(Data items)
##########
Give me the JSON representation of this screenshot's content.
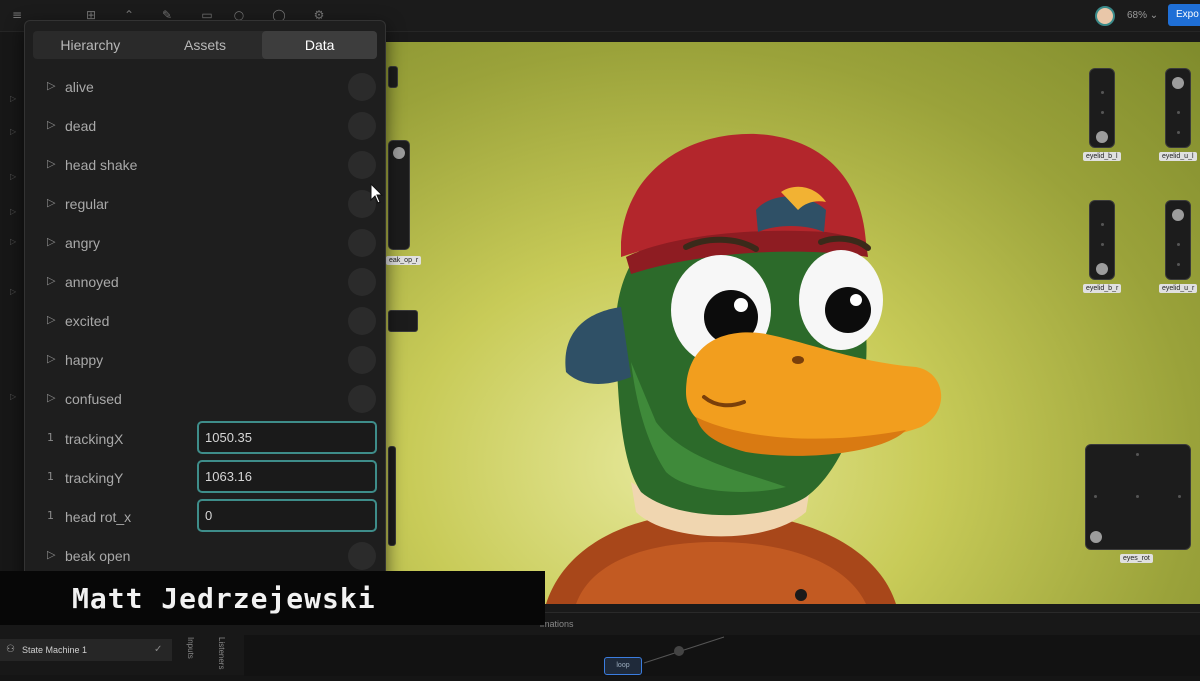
{
  "panel": {
    "tabs": [
      {
        "label": "Hierarchy",
        "active": false
      },
      {
        "label": "Assets",
        "active": false
      },
      {
        "label": "Data",
        "active": true
      }
    ],
    "rows": [
      {
        "icon": "triangle-right-icon",
        "label": "alive"
      },
      {
        "icon": "triangle-right-icon",
        "label": "dead"
      },
      {
        "icon": "triangle-right-icon",
        "label": "head shake"
      },
      {
        "icon": "triangle-right-icon",
        "label": "regular"
      },
      {
        "icon": "triangle-right-icon",
        "label": "angry"
      },
      {
        "icon": "triangle-right-icon",
        "label": "annoyed"
      },
      {
        "icon": "triangle-right-icon",
        "label": "excited"
      },
      {
        "icon": "triangle-right-icon",
        "label": "happy"
      },
      {
        "icon": "triangle-right-icon",
        "label": "confused"
      },
      {
        "icon": "number-icon",
        "glyph": "1",
        "label": "trackingX",
        "value": "1050.35"
      },
      {
        "icon": "number-icon",
        "glyph": "1",
        "label": "trackingY",
        "value": "1063.16"
      },
      {
        "icon": "number-icon",
        "glyph": "1",
        "label": "head rot_x",
        "value": "0"
      },
      {
        "icon": "triangle-right-icon",
        "label": "beak open"
      }
    ]
  },
  "topbar": {
    "zoom": "68% ⌄",
    "export_label": "Expo"
  },
  "controls": {
    "eyelid_b_l": "eyelid_b_l",
    "eyelid_u_l": "eyelid_u_l",
    "eyelid_b_r": "eyelid_b_r",
    "eyelid_u_r": "eyelid_u_r",
    "eyes_rot": "eyes_rot",
    "beak_op_r": "eak_op_r"
  },
  "bottom": {
    "state_machine_label": "State Machine 1",
    "inputs_label": "Inputs",
    "listeners_label": "Listeners",
    "animations_label": "imations",
    "loop_label": "loop"
  },
  "caption": {
    "name": "Matt Jedrzejewski"
  },
  "colors": {
    "accent_input_border": "#3e8d8a",
    "export_button": "#1f6fd6",
    "artboard_bg": "#b6bc4a"
  }
}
##########
• _Exercise_:
Reproduce every record above exactly, omitting the pictures.

• _Expected answer_:
Give me the JSON representation of this screenshot's content.
{
  "panel": {
    "tabs": [
      {
        "label": "Hierarchy",
        "active": false
      },
      {
        "label": "Assets",
        "active": false
      },
      {
        "label": "Data",
        "active": true
      }
    ],
    "rows": [
      {
        "icon": "triangle-right-icon",
        "label": "alive"
      },
      {
        "icon": "triangle-right-icon",
        "label": "dead"
      },
      {
        "icon": "triangle-right-icon",
        "label": "head shake"
      },
      {
        "icon": "triangle-right-icon",
        "label": "regular"
      },
      {
        "icon": "triangle-right-icon",
        "label": "angry"
      },
      {
        "icon": "triangle-right-icon",
        "label": "annoyed"
      },
      {
        "icon": "triangle-right-icon",
        "label": "excited"
      },
      {
        "icon": "triangle-right-icon",
        "label": "happy"
      },
      {
        "icon": "triangle-right-icon",
        "label": "confused"
      },
      {
        "icon": "number-icon",
        "glyph": "1",
        "label": "trackingX",
        "value": "1050.35"
      },
      {
        "icon": "number-icon",
        "glyph": "1",
        "label": "trackingY",
        "value": "1063.16"
      },
      {
        "icon": "number-icon",
        "glyph": "1",
        "label": "head rot_x",
        "value": "0"
      },
      {
        "icon": "triangle-right-icon",
        "label": "beak open"
      }
    ]
  },
  "topbar": {
    "zoom": "68% ⌄",
    "export_label": "Expo"
  },
  "controls": {
    "eyelid_b_l": "eyelid_b_l",
    "eyelid_u_l": "eyelid_u_l",
    "eyelid_b_r": "eyelid_b_r",
    "eyelid_u_r": "eyelid_u_r",
    "eyes_rot": "eyes_rot",
    "beak_op_r": "eak_op_r"
  },
  "bottom": {
    "state_machine_label": "State Machine 1",
    "inputs_label": "Inputs",
    "listeners_label": "Listeners",
    "animations_label": "imations",
    "loop_label": "loop"
  },
  "caption": {
    "name": "Matt Jedrzejewski"
  },
  "colors": {
    "accent_input_border": "#3e8d8a",
    "export_button": "#1f6fd6",
    "artboard_bg": "#b6bc4a"
  }
}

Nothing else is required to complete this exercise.